WRITTEN PROBLEM | Across the listing below, how many lines hold "crore"? Reply with the number by itself.

[Dataset excerpt]
━━━
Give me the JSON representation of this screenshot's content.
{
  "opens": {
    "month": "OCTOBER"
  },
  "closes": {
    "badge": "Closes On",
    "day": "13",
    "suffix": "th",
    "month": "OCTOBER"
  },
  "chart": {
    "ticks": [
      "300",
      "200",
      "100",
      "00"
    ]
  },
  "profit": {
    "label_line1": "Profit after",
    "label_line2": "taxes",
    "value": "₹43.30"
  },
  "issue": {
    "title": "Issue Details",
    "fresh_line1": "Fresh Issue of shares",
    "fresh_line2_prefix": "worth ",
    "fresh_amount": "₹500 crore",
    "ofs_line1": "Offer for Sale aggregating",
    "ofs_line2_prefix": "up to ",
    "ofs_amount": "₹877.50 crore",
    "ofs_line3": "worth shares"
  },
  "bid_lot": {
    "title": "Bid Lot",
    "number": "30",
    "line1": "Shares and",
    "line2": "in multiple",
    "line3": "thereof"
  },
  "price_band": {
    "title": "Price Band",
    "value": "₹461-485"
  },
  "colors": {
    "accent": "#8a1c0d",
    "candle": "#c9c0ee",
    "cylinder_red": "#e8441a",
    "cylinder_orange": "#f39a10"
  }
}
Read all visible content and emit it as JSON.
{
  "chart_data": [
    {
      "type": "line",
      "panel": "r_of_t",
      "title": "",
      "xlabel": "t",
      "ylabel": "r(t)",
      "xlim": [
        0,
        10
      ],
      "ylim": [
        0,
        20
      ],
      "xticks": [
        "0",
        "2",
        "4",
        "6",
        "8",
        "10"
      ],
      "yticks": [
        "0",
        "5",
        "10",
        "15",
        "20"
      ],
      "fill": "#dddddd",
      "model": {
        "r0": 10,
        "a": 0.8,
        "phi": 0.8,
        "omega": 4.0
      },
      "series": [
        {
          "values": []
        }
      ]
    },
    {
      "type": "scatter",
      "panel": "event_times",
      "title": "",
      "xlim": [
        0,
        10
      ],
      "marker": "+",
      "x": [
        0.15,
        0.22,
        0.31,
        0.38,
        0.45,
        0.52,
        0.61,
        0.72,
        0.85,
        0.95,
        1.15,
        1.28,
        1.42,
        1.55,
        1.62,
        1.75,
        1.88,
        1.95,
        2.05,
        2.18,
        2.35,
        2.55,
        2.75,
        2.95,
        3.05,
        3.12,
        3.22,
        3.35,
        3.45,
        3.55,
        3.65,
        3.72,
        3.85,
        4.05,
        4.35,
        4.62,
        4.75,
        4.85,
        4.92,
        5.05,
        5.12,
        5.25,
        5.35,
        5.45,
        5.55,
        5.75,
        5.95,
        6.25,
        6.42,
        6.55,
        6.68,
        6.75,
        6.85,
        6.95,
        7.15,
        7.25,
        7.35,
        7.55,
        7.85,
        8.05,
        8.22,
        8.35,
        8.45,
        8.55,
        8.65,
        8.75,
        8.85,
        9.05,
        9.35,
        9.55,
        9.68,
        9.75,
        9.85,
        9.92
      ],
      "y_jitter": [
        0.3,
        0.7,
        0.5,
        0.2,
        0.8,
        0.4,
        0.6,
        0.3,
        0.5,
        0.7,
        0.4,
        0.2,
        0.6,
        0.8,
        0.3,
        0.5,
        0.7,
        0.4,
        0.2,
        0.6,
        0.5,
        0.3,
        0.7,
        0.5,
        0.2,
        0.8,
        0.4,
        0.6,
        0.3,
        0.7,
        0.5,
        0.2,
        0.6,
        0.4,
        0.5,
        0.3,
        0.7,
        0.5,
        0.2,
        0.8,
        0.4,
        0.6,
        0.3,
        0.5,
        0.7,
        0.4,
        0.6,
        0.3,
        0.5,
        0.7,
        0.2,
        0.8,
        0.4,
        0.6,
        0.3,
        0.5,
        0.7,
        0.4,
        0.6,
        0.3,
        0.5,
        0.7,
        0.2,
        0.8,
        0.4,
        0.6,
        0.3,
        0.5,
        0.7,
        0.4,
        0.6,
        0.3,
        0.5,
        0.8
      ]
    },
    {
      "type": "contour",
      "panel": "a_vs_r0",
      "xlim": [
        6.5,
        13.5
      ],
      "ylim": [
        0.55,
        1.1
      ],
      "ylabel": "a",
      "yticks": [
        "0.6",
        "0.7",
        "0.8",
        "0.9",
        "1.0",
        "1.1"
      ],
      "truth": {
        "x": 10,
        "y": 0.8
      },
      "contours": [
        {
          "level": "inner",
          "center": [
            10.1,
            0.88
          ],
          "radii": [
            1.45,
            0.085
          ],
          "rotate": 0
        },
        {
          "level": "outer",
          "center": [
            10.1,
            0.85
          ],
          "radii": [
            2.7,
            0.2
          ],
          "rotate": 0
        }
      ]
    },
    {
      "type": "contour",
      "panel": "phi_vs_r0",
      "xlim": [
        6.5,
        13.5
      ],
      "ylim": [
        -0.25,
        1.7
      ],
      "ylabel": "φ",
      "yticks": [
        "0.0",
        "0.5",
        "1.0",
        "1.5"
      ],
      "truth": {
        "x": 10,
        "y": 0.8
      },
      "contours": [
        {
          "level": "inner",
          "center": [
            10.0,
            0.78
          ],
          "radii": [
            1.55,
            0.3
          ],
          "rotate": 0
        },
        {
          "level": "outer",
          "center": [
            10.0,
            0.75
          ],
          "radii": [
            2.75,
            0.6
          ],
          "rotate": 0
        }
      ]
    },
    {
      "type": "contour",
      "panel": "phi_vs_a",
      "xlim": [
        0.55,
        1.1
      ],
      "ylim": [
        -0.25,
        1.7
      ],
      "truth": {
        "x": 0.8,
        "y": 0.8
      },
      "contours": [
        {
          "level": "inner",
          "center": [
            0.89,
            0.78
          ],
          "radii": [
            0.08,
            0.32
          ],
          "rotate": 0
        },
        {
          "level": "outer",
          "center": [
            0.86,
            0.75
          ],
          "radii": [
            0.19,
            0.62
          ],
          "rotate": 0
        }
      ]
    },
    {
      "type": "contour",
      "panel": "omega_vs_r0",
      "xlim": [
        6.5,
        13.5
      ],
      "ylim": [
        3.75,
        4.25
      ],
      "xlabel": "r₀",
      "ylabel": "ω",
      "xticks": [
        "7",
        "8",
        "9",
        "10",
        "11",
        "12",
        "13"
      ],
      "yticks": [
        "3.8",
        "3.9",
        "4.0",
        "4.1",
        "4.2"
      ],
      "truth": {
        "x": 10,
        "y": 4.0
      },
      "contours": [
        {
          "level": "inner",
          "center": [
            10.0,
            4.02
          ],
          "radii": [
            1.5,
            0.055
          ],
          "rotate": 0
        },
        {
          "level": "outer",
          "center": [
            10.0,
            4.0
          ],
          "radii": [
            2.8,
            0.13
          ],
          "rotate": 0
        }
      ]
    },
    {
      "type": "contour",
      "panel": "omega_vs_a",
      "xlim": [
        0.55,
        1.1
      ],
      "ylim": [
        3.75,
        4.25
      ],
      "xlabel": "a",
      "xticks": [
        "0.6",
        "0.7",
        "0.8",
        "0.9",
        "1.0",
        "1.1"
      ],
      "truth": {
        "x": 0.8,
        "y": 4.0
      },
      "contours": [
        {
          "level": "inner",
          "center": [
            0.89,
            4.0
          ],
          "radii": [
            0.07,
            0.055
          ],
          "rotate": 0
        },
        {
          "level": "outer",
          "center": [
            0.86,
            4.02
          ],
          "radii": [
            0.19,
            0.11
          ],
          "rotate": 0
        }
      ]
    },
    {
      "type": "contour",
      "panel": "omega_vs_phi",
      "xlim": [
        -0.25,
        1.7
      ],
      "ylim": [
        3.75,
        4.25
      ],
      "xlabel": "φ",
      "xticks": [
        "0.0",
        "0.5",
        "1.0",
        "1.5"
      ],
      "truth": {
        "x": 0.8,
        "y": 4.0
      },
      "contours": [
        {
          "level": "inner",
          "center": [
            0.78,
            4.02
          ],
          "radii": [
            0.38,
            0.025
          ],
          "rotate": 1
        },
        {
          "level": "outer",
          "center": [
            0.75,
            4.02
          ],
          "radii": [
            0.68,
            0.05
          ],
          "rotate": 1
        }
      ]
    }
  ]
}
━━━
SOLUTION FOR THIS EXERCISE | 2